--- start ---
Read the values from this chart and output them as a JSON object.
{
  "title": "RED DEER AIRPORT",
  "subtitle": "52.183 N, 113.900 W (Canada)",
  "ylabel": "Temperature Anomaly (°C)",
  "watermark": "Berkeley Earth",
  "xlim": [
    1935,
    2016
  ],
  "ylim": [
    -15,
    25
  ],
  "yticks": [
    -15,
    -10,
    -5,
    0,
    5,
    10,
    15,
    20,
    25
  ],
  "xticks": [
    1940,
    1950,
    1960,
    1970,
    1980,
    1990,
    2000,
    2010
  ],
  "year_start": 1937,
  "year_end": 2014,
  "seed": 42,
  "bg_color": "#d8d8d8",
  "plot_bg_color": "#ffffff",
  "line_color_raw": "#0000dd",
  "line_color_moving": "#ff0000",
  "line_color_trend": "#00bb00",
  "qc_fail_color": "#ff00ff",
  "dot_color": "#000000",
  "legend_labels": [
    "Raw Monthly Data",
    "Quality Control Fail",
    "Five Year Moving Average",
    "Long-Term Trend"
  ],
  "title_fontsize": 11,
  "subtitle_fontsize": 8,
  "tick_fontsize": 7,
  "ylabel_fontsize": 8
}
--- end ---
What you are asked to do
Word for word, write out the data.

Output of the exercise
Read the values from this chart and output them as a JSON object.
{
  "title": "RED DEER AIRPORT",
  "subtitle": "52.183 N, 113.900 W (Canada)",
  "ylabel": "Temperature Anomaly (°C)",
  "watermark": "Berkeley Earth",
  "xlim": [
    1935,
    2016
  ],
  "ylim": [
    -15,
    25
  ],
  "yticks": [
    -15,
    -10,
    -5,
    0,
    5,
    10,
    15,
    20,
    25
  ],
  "xticks": [
    1940,
    1950,
    1960,
    1970,
    1980,
    1990,
    2000,
    2010
  ],
  "year_start": 1937,
  "year_end": 2014,
  "seed": 42,
  "bg_color": "#d8d8d8",
  "plot_bg_color": "#ffffff",
  "line_color_raw": "#0000dd",
  "line_color_moving": "#ff0000",
  "line_color_trend": "#00bb00",
  "qc_fail_color": "#ff00ff",
  "dot_color": "#000000",
  "legend_labels": [
    "Raw Monthly Data",
    "Quality Control Fail",
    "Five Year Moving Average",
    "Long-Term Trend"
  ],
  "title_fontsize": 11,
  "subtitle_fontsize": 8,
  "tick_fontsize": 7,
  "ylabel_fontsize": 8
}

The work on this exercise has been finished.